→ **Set problem**: Extract each line where the string "modified" shows up.

Collected data entries:

▼▼▼

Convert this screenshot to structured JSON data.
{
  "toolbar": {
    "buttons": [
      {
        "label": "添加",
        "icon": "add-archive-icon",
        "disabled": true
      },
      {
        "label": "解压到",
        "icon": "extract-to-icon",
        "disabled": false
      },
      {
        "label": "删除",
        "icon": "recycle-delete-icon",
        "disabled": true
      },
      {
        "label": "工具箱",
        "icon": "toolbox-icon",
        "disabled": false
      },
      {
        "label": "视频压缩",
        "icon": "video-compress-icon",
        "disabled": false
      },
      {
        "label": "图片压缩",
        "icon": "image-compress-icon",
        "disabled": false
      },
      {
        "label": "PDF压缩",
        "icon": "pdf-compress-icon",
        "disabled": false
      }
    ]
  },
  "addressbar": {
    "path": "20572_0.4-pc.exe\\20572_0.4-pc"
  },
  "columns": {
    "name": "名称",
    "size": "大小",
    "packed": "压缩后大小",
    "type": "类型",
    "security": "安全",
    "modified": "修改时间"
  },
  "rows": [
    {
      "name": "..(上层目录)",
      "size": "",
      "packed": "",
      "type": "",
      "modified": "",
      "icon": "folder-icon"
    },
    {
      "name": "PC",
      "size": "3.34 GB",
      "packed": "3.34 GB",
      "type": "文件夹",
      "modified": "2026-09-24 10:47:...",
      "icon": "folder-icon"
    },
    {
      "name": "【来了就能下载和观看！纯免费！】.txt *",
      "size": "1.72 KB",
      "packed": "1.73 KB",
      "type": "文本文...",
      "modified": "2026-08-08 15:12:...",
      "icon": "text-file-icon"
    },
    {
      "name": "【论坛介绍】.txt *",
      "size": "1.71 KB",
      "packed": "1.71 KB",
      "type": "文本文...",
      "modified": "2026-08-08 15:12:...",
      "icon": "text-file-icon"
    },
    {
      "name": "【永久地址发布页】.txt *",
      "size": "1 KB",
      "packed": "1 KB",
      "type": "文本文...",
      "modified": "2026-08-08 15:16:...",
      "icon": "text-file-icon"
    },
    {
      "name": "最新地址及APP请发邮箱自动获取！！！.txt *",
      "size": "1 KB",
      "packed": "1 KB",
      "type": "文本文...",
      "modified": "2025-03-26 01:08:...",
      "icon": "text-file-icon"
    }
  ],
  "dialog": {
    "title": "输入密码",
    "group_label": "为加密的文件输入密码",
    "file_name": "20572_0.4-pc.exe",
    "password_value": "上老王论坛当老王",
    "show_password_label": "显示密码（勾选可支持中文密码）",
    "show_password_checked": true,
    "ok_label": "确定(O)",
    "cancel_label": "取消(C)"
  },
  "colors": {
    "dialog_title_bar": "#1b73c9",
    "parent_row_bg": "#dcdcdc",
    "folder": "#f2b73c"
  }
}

▲▲▲

→ **Completed task**:
    "modified": "修改时间"
      "modified": "",
      "modified": "2026-09-24 10:47:...",
      "modified": "2026-08-08 15:12:...",
      "modified": "2026-08-08 15:12:...",
      "modified": "2026-08-08 15:16:...",
      "modified": "2025-03-26 01:08:...",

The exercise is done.